▶ [Текст]:
Второй конгресс, в Троппау (1820), был уже очень нервным – в Пьемонте и Неаполе восстал народ, Австрия забеспокоилась за свои итальянские владения и просила санкции на вооруженное вмешательство. На съезде была принята резолюция, которая давала державам право на военное вторжение в другие страны, если там происходит революция.
Почти сразу же пришлось собирать еще один конгресс, в Лайбахе, потому что ситуация на юге Италии стала катастрофической: король Фердинанд был вынужден согласиться на конституцию и отчаянно просил о помощи. Державы дали Австрии мандат на немедленные действия. Были введены войска, революцию подавили силой иностранных штыков. В апреле австрийцы вторглись в Пьемонт, где помогли королевским войскам справиться с бунтовщиками. На Апеннинском полуострове повсюду торжествовала реакция. Священный Союз доказал свою действенность.
Веронский конгресс Священного Союза. Неизвестный художник
Но Веронский конгресс 1822 года обнаружил коренное противоречие между общей целью союза и национальными интересами его членов.
Стороны довольно легко договорились, что испанской революции пора положить конец. Выполнить это общественное поручение охотно взялась Франция, которая в следующем году отправила в Испанию восемьдесят тысяч солдат и потом, вернув королю власть, половину контингента оставила для «охраны порядка».
Но по другим, менее очевидным вопросам позиции сторон разошлись. Представители новых латиноамериканских стран просили признания независимости. Англия и Франция это приветствовали, поскольку, будучи морскими державами, рассчитывали на новые рынки. Однако Россия, а вместе с нею Австрия с Пруссией требовали соблюдения принципов Союза: никакой поддержки мятежникам, которые восстают против помазанника Божия.
Другим камнем преткновения стал вопрос о запрете работорговли. Англия предлагала объявить эту позорную практику вне закона и карать нарушителей как пиратов. Россия, интересы которой этот прекрасный жест никак не затрагивал, поддержала благородную инициативу, еще и заявив, что торговля черными рабами «противоречит религии, справедливости и человечности» (очевидно, в отличие от торговли белыми рабами). Но воспротивилась Франция: это ее корабли под португальским и бразильским флагом занимались грязным, но высокоприбыльным бизнесом.
Затем настала очередь Александра делать нелегкий выбор – чем поступиться: принципами или интересами.
К Веронскому конгрессу с просьбой о помощи – как христиане к христианам – обратилось временное правительство Греции, восставшей против Османской империи. Россия здесь оказывалась в двойственном положении. Она всегда считала себя защитницей православного мира, к тому же в греческих событиях просматривался «русский» след.

▶ [Исходные данные]:
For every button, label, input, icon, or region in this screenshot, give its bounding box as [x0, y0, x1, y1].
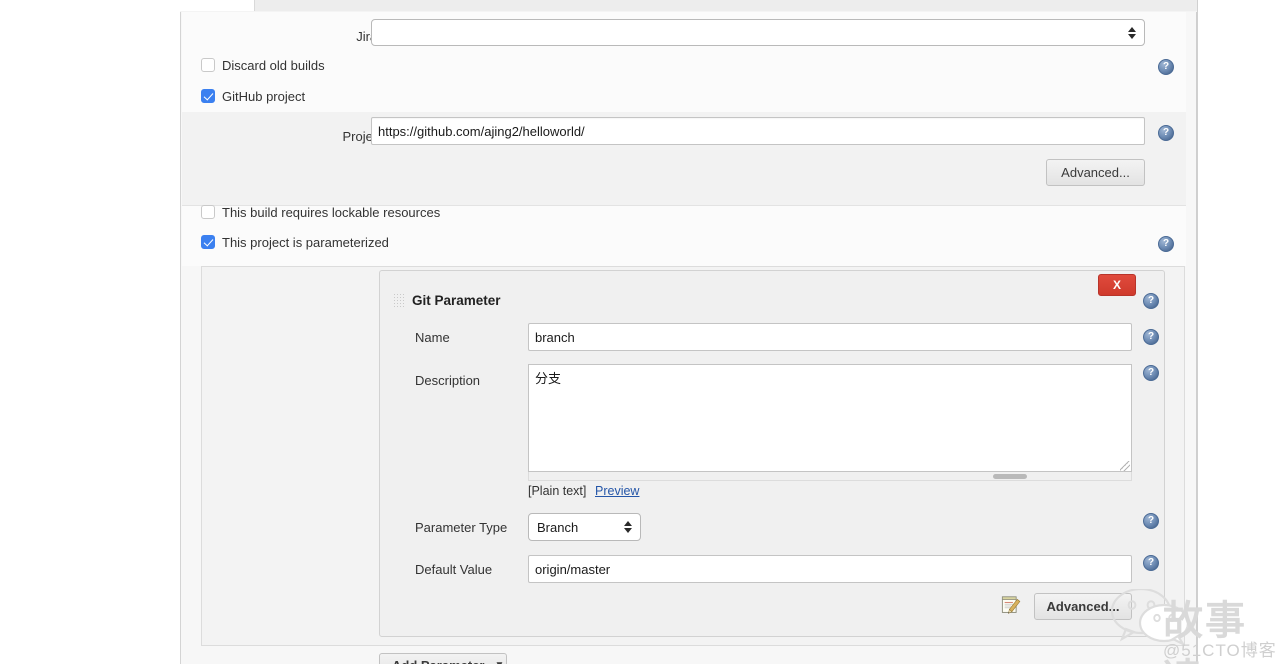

--

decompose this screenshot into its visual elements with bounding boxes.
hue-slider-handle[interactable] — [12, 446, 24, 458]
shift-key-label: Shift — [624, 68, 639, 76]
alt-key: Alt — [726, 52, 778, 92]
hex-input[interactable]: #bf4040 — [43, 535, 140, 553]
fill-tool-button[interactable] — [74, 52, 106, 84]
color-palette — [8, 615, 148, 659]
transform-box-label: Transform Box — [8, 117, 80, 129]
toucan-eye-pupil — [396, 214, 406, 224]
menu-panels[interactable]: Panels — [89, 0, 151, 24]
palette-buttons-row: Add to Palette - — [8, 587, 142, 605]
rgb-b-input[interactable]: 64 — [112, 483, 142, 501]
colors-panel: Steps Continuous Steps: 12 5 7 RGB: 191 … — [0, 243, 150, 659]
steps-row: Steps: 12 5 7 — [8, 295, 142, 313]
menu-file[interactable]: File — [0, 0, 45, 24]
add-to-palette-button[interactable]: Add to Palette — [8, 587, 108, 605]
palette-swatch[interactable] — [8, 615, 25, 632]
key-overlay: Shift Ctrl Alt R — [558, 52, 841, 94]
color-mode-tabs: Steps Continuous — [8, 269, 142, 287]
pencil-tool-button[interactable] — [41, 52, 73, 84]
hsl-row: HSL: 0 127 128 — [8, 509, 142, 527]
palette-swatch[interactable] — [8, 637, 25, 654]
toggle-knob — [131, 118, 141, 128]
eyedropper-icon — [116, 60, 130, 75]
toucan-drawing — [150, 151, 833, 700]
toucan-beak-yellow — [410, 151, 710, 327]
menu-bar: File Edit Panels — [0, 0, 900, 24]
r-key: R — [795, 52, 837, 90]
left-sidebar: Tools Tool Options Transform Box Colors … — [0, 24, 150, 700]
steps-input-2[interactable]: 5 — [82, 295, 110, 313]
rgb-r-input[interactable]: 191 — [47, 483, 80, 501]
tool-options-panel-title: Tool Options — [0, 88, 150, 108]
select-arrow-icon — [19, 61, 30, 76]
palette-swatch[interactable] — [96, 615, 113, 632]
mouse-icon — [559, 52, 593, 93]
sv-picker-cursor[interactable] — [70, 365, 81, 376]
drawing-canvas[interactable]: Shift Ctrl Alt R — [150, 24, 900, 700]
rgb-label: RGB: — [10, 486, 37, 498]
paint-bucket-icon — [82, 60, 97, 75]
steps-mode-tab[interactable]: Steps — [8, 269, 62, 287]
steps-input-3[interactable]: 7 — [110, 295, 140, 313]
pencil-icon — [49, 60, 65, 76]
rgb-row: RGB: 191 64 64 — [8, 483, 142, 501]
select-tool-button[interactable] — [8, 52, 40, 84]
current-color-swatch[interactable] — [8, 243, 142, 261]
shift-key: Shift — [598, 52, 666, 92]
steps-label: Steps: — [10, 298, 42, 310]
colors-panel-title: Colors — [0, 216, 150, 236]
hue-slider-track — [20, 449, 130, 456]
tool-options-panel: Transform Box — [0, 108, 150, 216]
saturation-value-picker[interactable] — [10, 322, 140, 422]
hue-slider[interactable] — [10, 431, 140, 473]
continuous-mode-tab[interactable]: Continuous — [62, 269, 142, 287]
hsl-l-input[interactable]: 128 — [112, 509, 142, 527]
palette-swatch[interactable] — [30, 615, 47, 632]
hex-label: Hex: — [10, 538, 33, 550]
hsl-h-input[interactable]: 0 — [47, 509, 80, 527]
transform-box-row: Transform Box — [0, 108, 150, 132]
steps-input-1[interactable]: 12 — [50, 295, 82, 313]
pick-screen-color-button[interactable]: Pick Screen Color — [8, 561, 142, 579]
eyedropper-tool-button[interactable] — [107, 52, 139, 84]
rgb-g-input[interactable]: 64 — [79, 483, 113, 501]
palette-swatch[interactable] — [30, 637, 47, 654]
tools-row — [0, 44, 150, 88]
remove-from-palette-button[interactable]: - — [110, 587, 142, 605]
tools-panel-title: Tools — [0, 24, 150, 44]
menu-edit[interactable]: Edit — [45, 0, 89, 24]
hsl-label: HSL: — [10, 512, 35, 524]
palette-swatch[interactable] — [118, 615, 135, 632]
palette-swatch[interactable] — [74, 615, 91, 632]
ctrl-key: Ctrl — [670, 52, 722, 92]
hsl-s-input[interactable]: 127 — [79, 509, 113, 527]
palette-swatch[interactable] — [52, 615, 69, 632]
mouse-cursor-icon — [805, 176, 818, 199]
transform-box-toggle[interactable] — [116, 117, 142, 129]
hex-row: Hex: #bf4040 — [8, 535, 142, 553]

==

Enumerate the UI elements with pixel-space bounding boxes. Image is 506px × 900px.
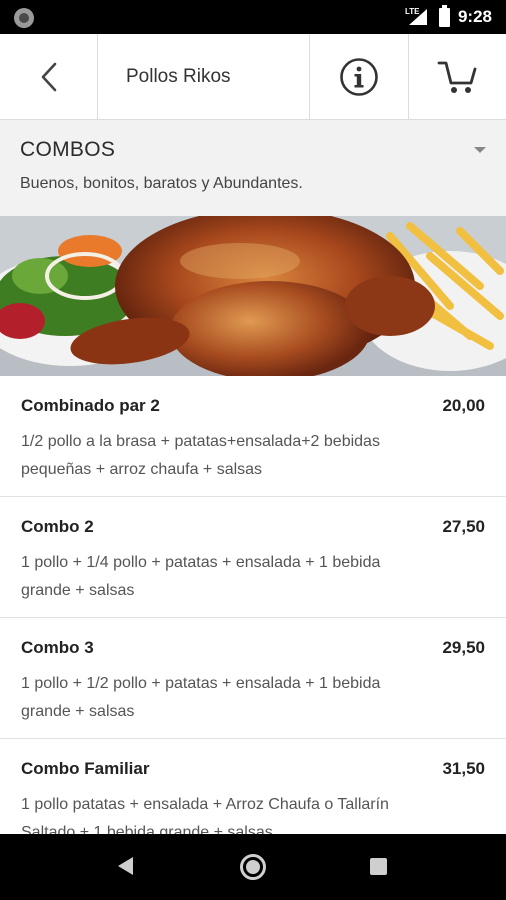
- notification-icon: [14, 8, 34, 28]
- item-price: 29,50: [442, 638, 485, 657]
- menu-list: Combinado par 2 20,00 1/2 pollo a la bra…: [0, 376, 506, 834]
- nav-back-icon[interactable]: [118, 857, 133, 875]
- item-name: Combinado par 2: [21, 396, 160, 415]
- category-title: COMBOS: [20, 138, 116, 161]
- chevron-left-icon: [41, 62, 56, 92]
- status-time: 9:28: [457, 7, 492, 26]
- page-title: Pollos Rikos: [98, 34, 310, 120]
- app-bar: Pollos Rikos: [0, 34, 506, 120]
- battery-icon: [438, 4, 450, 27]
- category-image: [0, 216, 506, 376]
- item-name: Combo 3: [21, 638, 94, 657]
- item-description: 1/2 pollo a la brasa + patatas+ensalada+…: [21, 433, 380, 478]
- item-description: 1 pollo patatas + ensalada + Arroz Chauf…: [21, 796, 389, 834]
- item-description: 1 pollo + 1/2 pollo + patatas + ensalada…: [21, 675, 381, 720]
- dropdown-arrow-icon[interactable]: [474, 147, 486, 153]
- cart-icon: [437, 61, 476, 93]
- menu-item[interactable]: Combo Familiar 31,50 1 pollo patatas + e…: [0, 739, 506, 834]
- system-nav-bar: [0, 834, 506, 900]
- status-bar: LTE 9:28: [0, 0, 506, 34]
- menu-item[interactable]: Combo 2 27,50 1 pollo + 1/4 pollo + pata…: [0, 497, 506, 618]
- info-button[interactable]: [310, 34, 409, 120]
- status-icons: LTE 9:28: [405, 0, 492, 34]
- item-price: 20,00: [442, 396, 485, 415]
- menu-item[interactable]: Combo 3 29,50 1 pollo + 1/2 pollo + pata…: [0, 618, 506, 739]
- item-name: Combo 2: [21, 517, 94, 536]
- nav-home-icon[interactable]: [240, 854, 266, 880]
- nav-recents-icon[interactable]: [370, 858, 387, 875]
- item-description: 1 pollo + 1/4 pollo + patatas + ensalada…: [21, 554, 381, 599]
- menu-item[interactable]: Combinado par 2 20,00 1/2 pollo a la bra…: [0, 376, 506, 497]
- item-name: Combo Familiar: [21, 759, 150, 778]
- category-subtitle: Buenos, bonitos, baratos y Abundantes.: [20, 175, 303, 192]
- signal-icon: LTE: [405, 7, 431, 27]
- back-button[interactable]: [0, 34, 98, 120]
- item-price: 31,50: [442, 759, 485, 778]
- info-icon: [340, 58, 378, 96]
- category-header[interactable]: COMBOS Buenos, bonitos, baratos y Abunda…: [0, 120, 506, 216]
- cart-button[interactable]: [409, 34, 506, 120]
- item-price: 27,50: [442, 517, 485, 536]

▶ [Задания для выполнения]:
1. Перепишите без изменений отрывок из текста о Священном Союзе от «Почти сразу же» до «интересами его членов.».
2. Переведите на английский язык предложение из текста о Священном Союзе: «Стороны довольно легко договорились, что испанской революции пора положить конец».

▶ [Ответы к заданиям]:
1.
Почти сразу же пришлось собирать еще один конгресс, в Лайбахе, потому что ситуация на юге Италии стала катастрофической: король Фердинанд был вынужден согласиться на конституцию и отчаянно просил о помощи. Державы дали Австрии мандат на немедленные действия. Были введены войска, революцию подавили силой иностранных штыков. В апреле австрийцы вторглись в Пьемонт, где помогли королевским войскам справиться с бунтовщиками. На Апеннинском полуострове повсюду торжествовала реакция. Священный Союз доказал свою действенность.
Веронский конгресс Священного Союза. Неизвестный художник
Но Веронский конгресс 1822 года обнаружил коренное противоречие между общей целью союза и национальными интересами его членов.

2. The parties agreed fairly easily that it was time to put an end to the Spanish revolution.